§ **Exercise details**
Show every line where "Ayame" occurs.
start Data for processing
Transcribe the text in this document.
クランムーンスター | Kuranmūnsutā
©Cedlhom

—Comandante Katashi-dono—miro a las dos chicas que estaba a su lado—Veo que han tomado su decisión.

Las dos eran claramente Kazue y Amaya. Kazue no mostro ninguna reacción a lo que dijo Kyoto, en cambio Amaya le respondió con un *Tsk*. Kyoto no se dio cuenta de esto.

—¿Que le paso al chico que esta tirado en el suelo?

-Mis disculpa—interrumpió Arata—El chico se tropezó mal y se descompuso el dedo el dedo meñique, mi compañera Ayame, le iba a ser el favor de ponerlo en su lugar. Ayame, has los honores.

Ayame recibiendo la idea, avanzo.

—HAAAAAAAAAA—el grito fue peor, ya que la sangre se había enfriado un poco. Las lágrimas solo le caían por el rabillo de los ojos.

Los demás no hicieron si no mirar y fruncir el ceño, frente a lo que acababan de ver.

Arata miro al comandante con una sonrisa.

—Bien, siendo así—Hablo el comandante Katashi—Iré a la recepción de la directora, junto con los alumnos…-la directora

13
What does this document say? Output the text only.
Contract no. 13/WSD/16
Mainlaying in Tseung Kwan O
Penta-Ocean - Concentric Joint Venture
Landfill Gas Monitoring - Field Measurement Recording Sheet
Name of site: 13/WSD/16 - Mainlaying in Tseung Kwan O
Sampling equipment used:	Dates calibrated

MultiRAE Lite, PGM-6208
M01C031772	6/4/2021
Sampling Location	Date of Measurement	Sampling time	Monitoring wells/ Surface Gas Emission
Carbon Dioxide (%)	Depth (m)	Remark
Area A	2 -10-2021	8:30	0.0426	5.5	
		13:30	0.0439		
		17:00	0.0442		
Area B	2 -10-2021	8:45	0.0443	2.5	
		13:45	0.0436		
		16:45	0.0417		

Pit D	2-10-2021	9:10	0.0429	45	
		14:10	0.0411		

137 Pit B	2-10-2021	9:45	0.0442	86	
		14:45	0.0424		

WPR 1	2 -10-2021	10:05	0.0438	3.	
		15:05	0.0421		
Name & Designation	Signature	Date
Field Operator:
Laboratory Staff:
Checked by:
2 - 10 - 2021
end Data for processing
§ **The completed task**
-Mis disculpa—interrumpió Arata—El chico se tropezó mal y se descompuso el dedo el dedo meñique, mi compañera Ayame, le iba a ser el favor de ponerlo en su lugar. Ayame, has los honores.
Ayame recibiendo la idea, avanzo.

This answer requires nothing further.